Directive:
Omit the images, then print each record below exactly as it reads.
[start]
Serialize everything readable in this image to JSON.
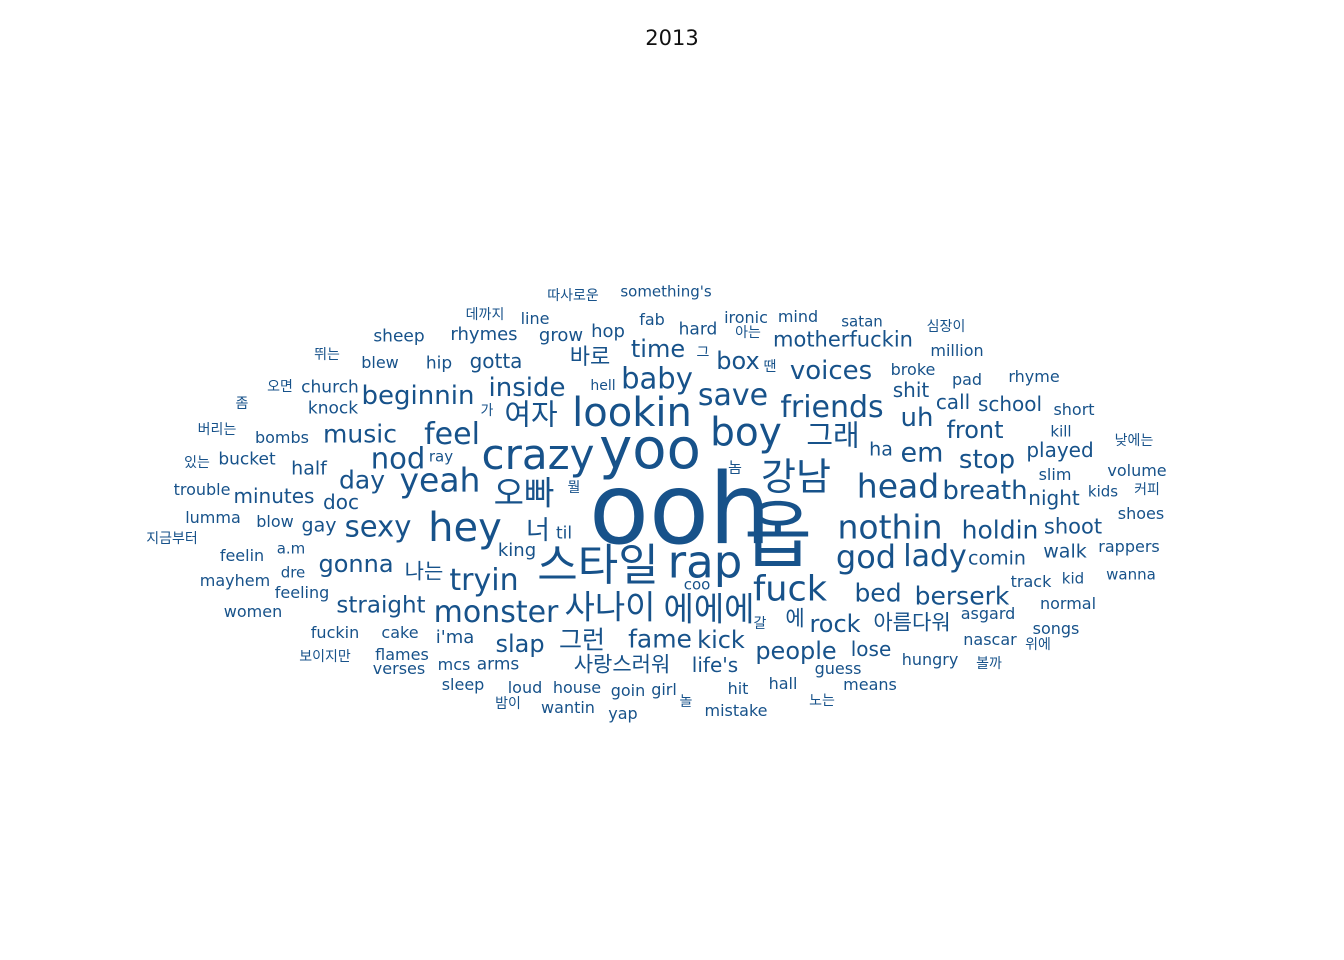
{
  "title": "2013",
  "style": {
    "word_color": "#17528a"
  },
  "words": [
    "ooh",
    "옵",
    "yoo",
    "rap",
    "스타일",
    "crazy",
    "hey",
    "lookin",
    "boy",
    "강남",
    "fuck",
    "오빠",
    "사나이",
    "에에에",
    "yeah",
    "head",
    "nothin",
    "god",
    "lady",
    "monster",
    "tryin",
    "feel",
    "nod",
    "baby",
    "save",
    "friends",
    "sexy",
    "여자",
    "그래",
    "voices",
    "em",
    "beginnin",
    "inside",
    "music",
    "day",
    "bed",
    "berserk",
    "breath",
    "holdin",
    "stop",
    "gonna",
    "straight",
    "fame",
    "kick",
    "slap",
    "people",
    "uh",
    "time",
    "rock",
    "너",
    "그런",
    "front",
    "box",
    "motherfuckin",
    "half",
    "minutes",
    "doc",
    "gay",
    "king",
    "바로",
    "나는",
    "아름다워",
    "shoot",
    "walk",
    "comin",
    "played",
    "night",
    "gotta",
    "lose",
    "school",
    "call",
    "shit",
    "life's",
    "사랑스러워",
    "에",
    "rhymes",
    "sheep",
    "i'ma",
    "mcs",
    "arms",
    "knock",
    "church",
    "bombs",
    "bucket",
    "trouble",
    "lumma",
    "blow",
    "feelin",
    "a.m",
    "mayhem",
    "dre",
    "feeling",
    "women",
    "fuckin",
    "cake",
    "flames",
    "verses",
    "sleep",
    "loud",
    "house",
    "goin",
    "girl",
    "yap",
    "wantin",
    "mistake",
    "hit",
    "hall",
    "guess",
    "means",
    "hungry",
    "asgard",
    "nascar",
    "songs",
    "normal",
    "track",
    "kid",
    "wanna",
    "rappers",
    "shoes",
    "kids",
    "volume",
    "slim",
    "kill",
    "short",
    "rhyme",
    "pad",
    "million",
    "broke",
    "ironic",
    "mind",
    "satan",
    "hard",
    "hop",
    "grow",
    "line",
    "fab",
    "something's",
    "hip",
    "blew",
    "ray",
    "til",
    "coo",
    "ha",
    "따사로운",
    "데까지",
    "심장이",
    "뛰는",
    "오면",
    "좀",
    "버리는",
    "있는",
    "지금부터",
    "보이지만",
    "밤이",
    "놀",
    "노는",
    "볼까",
    "위에",
    "커피",
    "낮에는",
    "아는",
    "땐",
    "그",
    "가",
    "놈",
    "뭘",
    "갈",
    "hell"
  ]
}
[end]
Expected answer:
Serialize everything readable in this image to JSON.
{
  "title": "2013",
  "style": {
    "word_color": "#17528a"
  },
  "words": [
    "ooh",
    "옵",
    "yoo",
    "rap",
    "스타일",
    "crazy",
    "hey",
    "lookin",
    "boy",
    "강남",
    "fuck",
    "오빠",
    "사나이",
    "에에에",
    "yeah",
    "head",
    "nothin",
    "god",
    "lady",
    "monster",
    "tryin",
    "feel",
    "nod",
    "baby",
    "save",
    "friends",
    "sexy",
    "여자",
    "그래",
    "voices",
    "em",
    "beginnin",
    "inside",
    "music",
    "day",
    "bed",
    "berserk",
    "breath",
    "holdin",
    "stop",
    "gonna",
    "straight",
    "fame",
    "kick",
    "slap",
    "people",
    "uh",
    "time",
    "rock",
    "너",
    "그런",
    "front",
    "box",
    "motherfuckin",
    "half",
    "minutes",
    "doc",
    "gay",
    "king",
    "바로",
    "나는",
    "아름다워",
    "shoot",
    "walk",
    "comin",
    "played",
    "night",
    "gotta",
    "lose",
    "school",
    "call",
    "shit",
    "life's",
    "사랑스러워",
    "에",
    "rhymes",
    "sheep",
    "i'ma",
    "mcs",
    "arms",
    "knock",
    "church",
    "bombs",
    "bucket",
    "trouble",
    "lumma",
    "blow",
    "feelin",
    "a.m",
    "mayhem",
    "dre",
    "feeling",
    "women",
    "fuckin",
    "cake",
    "flames",
    "verses",
    "sleep",
    "loud",
    "house",
    "goin",
    "girl",
    "yap",
    "wantin",
    "mistake",
    "hit",
    "hall",
    "guess",
    "means",
    "hungry",
    "asgard",
    "nascar",
    "songs",
    "normal",
    "track",
    "kid",
    "wanna",
    "rappers",
    "shoes",
    "kids",
    "volume",
    "slim",
    "kill",
    "short",
    "rhyme",
    "pad",
    "million",
    "broke",
    "ironic",
    "mind",
    "satan",
    "hard",
    "hop",
    "grow",
    "line",
    "fab",
    "something's",
    "hip",
    "blew",
    "ray",
    "til",
    "coo",
    "ha",
    "따사로운",
    "데까지",
    "심장이",
    "뛰는",
    "오면",
    "좀",
    "버리는",
    "있는",
    "지금부터",
    "보이지만",
    "밤이",
    "놀",
    "노는",
    "볼까",
    "위에",
    "커피",
    "낮에는",
    "아는",
    "땐",
    "그",
    "가",
    "놈",
    "뭘",
    "갈",
    "hell"
  ]
}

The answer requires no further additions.